### Input material ###

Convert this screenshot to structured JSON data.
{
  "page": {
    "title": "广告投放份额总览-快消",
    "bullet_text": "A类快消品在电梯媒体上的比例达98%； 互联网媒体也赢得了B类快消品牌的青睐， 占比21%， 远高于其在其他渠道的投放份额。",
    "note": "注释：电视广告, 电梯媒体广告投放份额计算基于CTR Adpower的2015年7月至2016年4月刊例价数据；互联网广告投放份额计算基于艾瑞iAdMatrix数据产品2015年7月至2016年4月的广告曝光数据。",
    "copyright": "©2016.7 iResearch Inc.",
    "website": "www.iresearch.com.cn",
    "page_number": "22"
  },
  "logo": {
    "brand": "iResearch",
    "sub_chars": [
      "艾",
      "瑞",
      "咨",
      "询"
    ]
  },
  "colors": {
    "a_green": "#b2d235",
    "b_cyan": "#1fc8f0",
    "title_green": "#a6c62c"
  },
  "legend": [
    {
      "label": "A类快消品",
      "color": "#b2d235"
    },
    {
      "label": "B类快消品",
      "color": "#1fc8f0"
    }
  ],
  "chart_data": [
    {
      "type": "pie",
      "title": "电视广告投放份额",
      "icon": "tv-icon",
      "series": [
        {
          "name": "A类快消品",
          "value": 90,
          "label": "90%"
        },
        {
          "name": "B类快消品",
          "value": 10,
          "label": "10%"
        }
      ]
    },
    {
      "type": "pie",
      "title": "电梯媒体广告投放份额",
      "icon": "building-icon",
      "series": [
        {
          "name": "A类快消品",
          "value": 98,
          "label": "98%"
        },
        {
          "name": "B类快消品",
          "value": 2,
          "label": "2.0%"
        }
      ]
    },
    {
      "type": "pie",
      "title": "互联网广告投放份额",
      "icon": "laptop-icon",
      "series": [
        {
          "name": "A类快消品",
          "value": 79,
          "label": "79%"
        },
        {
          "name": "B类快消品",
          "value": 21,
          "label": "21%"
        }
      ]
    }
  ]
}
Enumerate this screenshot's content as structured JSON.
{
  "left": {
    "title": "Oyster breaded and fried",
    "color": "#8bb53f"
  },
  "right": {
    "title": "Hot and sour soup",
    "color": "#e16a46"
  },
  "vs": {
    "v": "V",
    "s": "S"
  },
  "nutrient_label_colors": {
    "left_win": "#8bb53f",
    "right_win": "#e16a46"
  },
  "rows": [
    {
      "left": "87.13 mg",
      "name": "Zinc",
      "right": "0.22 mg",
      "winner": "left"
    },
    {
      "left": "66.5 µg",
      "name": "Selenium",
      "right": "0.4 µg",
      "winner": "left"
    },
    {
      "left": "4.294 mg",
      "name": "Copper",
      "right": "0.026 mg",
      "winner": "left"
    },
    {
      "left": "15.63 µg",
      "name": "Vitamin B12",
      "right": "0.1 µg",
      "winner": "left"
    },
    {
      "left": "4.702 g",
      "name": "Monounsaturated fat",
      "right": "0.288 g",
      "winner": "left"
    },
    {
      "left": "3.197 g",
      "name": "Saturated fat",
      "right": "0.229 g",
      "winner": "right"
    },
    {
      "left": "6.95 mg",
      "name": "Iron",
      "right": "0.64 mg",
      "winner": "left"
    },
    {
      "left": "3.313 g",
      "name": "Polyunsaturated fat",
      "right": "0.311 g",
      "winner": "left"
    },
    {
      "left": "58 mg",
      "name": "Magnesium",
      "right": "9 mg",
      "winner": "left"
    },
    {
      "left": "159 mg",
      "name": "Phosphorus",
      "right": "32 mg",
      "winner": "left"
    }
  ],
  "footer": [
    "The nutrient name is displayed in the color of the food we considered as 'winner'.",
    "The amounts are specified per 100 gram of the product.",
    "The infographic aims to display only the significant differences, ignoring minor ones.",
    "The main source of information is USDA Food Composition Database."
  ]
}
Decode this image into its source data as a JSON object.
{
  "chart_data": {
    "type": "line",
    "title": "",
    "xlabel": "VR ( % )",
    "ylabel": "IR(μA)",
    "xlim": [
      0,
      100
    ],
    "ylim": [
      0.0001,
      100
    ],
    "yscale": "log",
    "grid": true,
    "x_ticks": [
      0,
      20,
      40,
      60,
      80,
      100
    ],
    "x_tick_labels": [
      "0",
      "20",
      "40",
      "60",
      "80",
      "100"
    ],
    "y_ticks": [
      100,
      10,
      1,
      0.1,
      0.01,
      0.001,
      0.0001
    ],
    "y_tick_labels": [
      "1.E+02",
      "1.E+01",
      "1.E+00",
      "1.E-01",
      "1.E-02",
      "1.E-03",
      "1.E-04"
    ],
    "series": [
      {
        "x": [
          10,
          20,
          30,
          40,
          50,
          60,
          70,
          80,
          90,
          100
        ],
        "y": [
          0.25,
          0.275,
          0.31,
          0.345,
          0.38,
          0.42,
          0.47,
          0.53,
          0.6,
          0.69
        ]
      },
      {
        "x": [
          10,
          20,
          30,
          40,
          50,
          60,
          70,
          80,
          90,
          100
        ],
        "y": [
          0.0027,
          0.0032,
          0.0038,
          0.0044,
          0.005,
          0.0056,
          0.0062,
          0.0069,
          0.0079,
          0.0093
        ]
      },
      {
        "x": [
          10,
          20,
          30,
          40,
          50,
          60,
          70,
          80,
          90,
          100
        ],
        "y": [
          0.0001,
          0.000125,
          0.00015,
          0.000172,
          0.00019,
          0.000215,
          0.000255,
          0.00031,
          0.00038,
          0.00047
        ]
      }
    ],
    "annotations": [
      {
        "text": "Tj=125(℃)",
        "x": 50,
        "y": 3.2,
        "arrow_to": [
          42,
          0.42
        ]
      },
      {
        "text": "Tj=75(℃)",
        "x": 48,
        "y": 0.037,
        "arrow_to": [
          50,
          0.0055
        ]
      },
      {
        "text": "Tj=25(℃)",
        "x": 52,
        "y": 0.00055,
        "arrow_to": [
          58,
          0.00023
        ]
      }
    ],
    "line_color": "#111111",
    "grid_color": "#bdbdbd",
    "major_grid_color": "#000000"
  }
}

###

Task to complete: Check each line of the entries above for the word "value". List the ones that have it.

Solution to this exercise:
          "value": 90,
          "value": 10,
          "value": 98,
          "value": 2,
          "value": 79,
          "value": 21,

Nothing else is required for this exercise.